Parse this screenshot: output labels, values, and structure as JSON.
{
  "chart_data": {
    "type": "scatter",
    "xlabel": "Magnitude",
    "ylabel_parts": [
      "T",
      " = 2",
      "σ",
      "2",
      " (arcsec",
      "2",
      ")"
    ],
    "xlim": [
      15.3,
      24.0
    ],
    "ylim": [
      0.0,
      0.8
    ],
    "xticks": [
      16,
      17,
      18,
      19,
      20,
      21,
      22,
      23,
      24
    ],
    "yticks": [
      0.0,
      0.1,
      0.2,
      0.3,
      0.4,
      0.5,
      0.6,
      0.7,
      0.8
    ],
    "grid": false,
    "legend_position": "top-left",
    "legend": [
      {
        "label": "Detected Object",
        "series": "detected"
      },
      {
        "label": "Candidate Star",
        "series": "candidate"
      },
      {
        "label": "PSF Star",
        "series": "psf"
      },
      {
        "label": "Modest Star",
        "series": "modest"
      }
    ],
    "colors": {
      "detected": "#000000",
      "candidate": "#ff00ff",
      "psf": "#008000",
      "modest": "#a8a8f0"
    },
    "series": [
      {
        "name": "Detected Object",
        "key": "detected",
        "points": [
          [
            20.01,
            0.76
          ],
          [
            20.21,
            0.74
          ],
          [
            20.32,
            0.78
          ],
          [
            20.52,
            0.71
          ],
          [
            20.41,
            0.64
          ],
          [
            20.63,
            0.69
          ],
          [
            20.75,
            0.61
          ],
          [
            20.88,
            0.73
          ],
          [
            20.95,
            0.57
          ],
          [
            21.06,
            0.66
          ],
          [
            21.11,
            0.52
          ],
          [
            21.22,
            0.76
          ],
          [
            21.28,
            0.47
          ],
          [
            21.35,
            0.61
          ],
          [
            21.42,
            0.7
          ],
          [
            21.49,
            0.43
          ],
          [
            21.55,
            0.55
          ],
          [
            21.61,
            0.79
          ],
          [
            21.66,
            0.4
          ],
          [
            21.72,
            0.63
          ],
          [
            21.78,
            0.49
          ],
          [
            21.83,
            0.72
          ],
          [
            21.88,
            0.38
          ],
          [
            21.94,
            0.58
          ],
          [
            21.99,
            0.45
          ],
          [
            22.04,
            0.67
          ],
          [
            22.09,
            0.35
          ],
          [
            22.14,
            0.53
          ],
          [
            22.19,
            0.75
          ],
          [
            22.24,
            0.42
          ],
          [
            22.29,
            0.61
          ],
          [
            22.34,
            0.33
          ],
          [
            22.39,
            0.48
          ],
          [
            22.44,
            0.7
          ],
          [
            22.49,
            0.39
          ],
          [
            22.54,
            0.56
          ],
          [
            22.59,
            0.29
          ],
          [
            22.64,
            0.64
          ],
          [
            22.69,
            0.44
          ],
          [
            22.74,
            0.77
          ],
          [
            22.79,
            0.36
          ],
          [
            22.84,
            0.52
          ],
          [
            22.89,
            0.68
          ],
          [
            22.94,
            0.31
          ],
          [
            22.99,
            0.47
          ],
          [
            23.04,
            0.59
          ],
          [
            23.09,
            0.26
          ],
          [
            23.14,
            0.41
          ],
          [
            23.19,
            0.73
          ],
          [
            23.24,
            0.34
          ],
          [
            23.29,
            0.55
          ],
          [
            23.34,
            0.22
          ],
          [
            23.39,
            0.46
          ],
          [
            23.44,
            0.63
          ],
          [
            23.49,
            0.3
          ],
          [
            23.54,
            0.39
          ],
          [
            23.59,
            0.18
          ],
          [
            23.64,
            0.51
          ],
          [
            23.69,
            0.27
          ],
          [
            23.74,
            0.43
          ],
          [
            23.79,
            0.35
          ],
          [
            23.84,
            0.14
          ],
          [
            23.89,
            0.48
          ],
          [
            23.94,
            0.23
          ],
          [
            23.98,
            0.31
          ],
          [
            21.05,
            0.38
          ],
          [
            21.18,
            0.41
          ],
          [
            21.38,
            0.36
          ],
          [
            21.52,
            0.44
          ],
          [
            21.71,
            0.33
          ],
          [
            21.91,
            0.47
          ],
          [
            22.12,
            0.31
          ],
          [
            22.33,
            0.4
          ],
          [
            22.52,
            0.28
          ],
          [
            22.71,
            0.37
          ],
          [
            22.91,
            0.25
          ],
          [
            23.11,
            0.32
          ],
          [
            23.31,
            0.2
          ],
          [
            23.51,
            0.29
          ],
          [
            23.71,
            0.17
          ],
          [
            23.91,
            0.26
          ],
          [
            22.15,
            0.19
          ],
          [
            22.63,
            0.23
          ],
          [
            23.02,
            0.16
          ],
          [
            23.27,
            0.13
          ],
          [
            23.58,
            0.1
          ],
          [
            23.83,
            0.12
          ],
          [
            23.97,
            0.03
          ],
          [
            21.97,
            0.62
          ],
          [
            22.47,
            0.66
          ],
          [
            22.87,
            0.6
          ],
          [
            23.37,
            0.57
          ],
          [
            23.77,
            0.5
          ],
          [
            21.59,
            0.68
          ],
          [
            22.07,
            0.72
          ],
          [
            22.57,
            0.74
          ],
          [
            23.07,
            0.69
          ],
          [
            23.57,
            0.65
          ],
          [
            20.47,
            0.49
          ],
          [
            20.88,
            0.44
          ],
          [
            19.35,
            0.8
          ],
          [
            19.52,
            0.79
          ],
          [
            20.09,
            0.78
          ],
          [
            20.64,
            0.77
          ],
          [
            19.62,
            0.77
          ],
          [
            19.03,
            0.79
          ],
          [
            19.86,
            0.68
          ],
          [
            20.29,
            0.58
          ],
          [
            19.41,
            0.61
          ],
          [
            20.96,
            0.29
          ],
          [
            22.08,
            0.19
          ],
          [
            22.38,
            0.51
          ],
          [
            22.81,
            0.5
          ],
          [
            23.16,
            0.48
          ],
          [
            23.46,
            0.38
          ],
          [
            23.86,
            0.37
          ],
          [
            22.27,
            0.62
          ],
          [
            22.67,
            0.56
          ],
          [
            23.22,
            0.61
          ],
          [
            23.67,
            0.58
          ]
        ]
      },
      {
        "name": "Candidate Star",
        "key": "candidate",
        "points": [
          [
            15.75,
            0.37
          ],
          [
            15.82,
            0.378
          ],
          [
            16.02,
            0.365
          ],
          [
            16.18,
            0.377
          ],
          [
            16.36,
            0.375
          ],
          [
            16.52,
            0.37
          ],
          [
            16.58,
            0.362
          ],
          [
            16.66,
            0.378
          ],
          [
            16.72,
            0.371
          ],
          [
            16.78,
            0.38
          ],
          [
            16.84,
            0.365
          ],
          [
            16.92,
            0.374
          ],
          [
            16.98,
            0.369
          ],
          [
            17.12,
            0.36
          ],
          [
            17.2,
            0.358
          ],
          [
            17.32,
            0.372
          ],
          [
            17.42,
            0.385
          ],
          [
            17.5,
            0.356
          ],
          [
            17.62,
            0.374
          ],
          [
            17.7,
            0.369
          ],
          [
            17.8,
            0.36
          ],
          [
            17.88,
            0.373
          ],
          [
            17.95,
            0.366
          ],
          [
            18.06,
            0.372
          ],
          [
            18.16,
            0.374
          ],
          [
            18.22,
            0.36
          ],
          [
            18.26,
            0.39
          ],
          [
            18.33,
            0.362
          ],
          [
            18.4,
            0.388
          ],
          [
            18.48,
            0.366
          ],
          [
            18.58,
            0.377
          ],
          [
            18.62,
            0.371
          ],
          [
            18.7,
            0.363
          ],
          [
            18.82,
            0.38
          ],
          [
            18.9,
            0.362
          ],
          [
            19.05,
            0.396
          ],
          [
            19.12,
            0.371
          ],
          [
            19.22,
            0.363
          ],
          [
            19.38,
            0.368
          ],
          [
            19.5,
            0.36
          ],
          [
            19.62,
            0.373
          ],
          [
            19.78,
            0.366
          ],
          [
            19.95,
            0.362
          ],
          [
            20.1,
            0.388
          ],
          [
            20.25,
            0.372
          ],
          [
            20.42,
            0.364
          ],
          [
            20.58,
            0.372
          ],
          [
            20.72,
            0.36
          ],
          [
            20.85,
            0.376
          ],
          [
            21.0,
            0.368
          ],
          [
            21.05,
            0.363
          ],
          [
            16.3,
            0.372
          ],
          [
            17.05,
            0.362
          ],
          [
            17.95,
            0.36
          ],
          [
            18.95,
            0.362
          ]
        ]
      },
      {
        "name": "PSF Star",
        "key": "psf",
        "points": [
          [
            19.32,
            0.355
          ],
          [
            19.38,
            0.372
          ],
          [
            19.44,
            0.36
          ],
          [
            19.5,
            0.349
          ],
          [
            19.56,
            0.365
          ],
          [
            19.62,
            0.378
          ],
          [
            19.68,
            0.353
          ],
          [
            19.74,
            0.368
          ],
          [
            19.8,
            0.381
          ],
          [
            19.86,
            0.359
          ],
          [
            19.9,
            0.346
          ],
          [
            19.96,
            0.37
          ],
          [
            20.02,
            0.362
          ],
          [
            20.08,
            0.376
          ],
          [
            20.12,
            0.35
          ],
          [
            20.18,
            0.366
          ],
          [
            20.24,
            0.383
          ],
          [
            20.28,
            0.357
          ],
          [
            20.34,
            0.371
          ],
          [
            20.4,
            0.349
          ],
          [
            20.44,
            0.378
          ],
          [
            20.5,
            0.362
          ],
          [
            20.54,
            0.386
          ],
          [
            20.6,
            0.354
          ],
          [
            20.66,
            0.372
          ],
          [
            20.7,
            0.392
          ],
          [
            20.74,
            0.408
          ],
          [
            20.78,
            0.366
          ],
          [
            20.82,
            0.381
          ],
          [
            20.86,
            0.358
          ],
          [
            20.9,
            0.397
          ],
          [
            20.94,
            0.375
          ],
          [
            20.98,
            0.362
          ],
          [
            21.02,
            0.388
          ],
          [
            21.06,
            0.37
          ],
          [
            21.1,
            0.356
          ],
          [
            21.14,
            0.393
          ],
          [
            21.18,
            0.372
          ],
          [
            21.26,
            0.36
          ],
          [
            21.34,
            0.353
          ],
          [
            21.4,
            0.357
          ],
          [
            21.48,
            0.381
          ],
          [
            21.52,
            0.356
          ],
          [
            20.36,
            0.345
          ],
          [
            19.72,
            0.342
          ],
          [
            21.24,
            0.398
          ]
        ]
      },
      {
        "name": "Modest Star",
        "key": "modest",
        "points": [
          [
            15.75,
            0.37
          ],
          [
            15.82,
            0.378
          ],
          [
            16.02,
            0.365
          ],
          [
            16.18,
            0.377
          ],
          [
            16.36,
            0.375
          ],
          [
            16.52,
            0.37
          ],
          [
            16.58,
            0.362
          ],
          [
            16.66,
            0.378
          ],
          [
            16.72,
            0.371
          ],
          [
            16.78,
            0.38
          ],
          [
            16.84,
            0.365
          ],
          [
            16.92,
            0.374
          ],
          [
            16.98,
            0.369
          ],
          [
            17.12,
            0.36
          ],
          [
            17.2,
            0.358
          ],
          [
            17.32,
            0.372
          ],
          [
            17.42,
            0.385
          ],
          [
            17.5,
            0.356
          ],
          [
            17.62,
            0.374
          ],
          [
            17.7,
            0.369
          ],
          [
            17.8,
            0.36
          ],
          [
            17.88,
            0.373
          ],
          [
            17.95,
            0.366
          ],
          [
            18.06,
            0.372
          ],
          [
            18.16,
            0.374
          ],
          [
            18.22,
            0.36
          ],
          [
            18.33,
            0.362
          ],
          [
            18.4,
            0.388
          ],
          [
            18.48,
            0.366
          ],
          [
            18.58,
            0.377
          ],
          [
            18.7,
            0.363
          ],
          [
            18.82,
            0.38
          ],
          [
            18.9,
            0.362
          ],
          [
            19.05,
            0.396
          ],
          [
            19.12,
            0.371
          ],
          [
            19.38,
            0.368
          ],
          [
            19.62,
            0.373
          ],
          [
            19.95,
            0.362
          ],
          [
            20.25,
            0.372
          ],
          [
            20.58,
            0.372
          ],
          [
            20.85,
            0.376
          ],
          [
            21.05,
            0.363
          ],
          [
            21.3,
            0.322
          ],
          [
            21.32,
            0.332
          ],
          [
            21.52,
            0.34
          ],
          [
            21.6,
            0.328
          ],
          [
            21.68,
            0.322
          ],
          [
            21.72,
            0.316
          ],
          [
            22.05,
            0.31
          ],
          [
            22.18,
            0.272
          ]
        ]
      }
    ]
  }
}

· · · · ·

Exercise requirements: Gather every line containing the word "name" and copy it.

Response for this exercise:
        "name": "Detected Object",
        "name": "Candidate Star",
        "name": "PSF Star",
        "name": "Modest Star",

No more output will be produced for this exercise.